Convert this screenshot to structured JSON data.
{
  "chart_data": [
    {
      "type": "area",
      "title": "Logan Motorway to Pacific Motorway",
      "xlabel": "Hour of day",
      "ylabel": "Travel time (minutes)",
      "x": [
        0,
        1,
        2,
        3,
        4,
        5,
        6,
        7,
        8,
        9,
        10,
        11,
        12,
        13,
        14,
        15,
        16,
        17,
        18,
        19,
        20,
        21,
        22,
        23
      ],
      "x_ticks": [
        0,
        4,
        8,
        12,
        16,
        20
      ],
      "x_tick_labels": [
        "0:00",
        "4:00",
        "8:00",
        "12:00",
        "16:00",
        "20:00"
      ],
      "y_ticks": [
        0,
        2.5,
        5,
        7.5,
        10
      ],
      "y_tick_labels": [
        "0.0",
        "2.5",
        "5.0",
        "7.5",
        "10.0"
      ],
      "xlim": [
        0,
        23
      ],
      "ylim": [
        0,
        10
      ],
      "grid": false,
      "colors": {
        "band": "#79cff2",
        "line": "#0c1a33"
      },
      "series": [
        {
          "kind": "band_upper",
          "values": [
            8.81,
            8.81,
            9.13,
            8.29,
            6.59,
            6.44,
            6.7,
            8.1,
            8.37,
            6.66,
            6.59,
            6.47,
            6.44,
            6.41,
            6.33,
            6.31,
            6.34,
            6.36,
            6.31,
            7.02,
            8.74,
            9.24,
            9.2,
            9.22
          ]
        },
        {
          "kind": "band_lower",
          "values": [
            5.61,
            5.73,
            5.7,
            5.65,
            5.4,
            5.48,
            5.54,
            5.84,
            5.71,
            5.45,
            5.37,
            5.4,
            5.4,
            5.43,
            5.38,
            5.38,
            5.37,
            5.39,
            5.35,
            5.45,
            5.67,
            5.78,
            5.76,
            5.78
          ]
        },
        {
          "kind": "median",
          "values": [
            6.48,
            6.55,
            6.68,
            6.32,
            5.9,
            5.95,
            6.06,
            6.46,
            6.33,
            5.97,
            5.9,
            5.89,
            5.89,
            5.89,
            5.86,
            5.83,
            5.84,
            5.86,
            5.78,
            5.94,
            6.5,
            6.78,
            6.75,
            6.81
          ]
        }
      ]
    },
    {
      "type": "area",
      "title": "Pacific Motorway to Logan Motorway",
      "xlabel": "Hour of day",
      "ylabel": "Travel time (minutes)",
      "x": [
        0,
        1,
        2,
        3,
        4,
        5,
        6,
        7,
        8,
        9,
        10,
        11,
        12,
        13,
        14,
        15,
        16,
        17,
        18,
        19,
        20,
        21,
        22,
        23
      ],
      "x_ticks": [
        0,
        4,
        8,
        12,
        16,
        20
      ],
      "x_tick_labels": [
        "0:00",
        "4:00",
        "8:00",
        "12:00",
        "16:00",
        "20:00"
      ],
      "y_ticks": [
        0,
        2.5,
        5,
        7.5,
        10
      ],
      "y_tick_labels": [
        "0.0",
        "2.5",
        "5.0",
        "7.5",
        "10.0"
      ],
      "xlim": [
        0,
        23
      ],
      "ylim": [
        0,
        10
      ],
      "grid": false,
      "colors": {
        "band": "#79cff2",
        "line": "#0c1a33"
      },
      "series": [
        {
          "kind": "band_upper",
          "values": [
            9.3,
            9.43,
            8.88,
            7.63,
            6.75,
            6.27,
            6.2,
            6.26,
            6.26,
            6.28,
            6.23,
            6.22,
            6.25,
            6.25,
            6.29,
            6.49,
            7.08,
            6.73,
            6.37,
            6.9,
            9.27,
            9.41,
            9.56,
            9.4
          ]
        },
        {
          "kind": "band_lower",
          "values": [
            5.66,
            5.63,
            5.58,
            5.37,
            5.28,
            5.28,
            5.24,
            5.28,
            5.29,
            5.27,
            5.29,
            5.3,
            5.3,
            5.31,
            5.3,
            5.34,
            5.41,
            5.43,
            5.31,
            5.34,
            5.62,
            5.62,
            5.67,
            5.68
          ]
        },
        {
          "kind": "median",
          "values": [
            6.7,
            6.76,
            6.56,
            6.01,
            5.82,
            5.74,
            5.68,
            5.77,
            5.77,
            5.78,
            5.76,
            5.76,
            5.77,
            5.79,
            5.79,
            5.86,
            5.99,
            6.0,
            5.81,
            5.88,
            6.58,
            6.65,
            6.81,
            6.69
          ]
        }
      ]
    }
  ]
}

------------------------------

## SHORT EXERCISE:
In the entries above, find lines with "Logan" and copy each.

## SOLUTION TO THIS PROBLEM:
      "title": "Logan Motorway to Pacific Motorway",
      "title": "Pacific Motorway to Logan Motorway",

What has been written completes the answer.